(Your task)
In the entries below, how many lines hold the string "World"? Give only the number.

(Material shown)
======

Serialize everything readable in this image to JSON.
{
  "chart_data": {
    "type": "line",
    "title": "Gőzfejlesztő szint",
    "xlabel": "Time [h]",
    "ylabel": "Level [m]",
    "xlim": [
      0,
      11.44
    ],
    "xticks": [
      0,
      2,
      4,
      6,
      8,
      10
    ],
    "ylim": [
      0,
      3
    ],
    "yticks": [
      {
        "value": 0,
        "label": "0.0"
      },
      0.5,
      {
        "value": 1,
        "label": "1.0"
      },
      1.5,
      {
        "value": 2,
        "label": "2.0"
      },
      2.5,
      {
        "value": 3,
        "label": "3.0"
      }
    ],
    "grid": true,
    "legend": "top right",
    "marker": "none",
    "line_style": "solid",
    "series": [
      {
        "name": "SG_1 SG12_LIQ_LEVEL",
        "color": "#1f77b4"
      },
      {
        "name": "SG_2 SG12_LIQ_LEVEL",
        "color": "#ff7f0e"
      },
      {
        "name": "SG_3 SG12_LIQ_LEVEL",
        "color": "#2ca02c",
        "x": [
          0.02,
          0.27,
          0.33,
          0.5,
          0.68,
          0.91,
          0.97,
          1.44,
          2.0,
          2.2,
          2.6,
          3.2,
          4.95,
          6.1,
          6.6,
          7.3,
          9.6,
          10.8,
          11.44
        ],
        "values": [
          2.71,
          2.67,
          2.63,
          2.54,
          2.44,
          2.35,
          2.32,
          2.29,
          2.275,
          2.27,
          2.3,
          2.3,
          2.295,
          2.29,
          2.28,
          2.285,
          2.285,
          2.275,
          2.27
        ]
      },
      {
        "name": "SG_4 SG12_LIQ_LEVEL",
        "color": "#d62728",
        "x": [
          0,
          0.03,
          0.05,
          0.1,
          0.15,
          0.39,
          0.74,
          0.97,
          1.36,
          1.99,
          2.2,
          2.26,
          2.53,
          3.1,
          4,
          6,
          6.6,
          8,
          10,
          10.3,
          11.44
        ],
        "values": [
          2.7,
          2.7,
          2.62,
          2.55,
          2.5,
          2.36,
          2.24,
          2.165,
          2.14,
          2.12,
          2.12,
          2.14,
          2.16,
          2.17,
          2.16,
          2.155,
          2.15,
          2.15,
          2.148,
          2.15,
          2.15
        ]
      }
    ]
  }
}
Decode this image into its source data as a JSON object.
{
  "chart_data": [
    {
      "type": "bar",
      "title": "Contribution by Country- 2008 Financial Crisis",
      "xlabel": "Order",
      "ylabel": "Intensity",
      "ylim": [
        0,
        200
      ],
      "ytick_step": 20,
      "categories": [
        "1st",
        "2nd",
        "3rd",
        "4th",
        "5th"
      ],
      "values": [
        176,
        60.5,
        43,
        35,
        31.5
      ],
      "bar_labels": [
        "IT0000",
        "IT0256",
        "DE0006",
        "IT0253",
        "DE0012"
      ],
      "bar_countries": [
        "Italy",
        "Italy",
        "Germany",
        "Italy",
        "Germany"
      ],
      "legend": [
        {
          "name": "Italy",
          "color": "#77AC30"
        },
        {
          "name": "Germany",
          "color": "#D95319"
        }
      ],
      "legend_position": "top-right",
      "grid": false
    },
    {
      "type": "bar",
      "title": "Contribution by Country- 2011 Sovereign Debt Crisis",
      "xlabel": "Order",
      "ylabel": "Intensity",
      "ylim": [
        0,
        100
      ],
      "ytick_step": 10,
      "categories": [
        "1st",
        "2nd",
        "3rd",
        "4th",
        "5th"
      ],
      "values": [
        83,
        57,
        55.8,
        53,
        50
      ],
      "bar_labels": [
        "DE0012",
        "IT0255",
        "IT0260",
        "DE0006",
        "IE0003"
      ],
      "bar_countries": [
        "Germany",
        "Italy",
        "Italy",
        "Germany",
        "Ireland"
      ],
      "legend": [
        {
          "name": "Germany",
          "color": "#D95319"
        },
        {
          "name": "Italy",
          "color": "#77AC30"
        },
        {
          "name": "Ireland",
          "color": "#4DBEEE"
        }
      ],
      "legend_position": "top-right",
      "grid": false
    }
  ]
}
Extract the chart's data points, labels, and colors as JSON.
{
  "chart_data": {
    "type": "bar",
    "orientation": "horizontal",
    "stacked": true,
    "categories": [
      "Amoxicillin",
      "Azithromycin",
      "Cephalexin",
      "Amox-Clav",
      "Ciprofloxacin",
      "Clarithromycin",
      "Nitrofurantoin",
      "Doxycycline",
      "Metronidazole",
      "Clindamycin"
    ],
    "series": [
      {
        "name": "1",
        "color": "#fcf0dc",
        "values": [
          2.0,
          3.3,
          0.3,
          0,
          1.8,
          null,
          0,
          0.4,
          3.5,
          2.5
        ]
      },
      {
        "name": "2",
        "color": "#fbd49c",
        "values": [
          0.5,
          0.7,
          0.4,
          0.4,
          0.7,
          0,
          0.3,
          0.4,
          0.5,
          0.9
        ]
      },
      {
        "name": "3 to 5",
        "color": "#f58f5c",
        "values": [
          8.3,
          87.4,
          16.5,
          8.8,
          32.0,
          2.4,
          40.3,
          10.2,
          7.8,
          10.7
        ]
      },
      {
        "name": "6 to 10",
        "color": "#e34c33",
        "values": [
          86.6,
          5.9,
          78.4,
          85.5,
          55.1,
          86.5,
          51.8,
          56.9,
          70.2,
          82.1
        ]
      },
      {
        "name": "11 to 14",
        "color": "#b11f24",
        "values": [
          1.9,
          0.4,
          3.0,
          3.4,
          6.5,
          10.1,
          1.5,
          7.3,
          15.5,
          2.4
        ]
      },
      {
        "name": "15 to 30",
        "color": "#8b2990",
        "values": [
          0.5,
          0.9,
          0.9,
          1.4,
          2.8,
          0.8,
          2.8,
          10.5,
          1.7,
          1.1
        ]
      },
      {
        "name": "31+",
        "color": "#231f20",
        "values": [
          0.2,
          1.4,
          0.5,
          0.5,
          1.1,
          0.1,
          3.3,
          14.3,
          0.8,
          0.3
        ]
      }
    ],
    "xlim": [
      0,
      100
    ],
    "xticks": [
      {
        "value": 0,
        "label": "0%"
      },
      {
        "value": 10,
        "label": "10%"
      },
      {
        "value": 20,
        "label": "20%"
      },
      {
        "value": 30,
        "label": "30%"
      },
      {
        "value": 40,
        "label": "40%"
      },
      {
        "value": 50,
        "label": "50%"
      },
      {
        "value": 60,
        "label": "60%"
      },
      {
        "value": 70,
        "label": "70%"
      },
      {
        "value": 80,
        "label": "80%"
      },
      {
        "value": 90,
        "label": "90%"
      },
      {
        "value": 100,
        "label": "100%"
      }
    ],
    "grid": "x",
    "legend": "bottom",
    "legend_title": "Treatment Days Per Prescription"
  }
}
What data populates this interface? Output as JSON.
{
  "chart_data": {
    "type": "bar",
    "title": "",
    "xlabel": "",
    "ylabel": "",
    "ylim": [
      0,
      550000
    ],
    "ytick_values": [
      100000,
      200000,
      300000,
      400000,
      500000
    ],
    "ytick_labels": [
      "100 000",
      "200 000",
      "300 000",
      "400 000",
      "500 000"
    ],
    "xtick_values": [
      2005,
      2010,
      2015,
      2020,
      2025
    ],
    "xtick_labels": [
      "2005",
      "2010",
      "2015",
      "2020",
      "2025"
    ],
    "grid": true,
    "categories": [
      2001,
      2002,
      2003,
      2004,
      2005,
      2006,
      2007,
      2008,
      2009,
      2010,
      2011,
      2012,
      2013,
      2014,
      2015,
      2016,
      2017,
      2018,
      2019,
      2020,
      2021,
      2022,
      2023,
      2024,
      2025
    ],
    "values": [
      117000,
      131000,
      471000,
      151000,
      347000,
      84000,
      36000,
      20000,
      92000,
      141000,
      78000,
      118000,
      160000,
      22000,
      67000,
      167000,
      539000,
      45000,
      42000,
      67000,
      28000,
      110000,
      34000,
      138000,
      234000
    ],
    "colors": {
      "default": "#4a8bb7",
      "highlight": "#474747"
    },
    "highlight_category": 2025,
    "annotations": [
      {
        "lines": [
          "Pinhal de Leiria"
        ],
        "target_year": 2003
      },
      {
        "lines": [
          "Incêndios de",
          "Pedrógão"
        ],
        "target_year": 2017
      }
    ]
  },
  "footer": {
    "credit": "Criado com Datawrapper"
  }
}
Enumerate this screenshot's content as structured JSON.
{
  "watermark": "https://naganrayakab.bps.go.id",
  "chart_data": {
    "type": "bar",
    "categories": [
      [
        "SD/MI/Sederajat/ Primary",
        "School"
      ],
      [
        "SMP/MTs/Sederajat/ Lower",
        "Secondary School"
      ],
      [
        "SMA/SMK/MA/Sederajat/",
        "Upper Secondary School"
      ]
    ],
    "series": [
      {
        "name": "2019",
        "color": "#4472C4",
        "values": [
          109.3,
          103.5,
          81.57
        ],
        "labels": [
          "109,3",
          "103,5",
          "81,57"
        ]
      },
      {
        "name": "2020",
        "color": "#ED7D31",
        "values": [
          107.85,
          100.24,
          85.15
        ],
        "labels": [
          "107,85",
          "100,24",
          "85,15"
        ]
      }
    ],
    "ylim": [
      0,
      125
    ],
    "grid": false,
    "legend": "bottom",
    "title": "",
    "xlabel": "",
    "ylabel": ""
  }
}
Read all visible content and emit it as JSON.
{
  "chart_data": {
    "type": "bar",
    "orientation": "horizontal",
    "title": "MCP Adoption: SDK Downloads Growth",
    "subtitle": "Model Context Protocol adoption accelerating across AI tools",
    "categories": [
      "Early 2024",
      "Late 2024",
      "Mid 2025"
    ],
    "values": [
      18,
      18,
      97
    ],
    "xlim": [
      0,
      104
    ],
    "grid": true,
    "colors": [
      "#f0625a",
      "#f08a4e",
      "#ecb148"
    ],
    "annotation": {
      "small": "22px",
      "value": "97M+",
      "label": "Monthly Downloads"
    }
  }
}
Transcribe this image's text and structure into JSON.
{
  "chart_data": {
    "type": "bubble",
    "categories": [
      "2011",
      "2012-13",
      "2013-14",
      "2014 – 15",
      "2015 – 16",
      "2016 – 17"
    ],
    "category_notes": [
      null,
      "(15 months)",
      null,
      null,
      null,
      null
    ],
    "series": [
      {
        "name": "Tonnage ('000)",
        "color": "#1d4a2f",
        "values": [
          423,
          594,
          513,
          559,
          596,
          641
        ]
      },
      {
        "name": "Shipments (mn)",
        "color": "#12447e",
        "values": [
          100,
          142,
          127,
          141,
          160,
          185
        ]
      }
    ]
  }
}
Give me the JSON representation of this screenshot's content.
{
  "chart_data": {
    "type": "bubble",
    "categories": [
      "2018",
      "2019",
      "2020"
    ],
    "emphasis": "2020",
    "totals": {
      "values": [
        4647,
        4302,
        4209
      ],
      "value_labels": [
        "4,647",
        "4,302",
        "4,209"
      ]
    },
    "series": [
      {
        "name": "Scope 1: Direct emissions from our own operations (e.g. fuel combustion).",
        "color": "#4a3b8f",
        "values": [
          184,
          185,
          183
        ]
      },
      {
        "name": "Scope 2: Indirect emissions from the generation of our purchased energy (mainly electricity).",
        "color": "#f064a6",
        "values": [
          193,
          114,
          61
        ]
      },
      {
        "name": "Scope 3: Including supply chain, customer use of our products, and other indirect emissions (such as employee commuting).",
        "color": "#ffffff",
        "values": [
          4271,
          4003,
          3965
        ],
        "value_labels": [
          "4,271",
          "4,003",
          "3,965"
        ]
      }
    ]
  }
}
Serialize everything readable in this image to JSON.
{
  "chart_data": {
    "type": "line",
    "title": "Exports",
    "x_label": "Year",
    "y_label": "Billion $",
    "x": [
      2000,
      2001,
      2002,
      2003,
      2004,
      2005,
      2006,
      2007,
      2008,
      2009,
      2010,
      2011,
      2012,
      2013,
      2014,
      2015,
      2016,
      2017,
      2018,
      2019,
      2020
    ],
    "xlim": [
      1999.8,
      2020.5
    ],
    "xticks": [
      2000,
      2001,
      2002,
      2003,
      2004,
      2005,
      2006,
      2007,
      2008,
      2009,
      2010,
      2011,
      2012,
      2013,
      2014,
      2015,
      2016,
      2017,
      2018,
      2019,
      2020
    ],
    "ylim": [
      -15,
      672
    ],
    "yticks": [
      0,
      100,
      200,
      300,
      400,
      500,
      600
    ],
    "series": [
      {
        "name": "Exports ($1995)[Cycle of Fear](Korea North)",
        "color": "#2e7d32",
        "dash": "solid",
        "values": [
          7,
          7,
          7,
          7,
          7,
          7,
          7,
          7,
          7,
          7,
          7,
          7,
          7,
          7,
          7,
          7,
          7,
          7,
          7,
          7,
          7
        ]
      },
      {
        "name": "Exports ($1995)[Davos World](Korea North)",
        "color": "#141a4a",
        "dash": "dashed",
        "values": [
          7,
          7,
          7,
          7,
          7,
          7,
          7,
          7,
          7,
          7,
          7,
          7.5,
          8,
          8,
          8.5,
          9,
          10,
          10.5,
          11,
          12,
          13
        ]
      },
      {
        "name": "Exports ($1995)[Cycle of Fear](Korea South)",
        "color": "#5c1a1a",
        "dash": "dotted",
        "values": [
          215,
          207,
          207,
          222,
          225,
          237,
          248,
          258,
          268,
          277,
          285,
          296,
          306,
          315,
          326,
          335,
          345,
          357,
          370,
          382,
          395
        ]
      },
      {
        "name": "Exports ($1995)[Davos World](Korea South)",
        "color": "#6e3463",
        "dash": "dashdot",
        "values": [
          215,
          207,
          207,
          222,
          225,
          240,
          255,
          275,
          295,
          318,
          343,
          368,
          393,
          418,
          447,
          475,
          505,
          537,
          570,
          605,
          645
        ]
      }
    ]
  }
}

======

(Exercise result)
2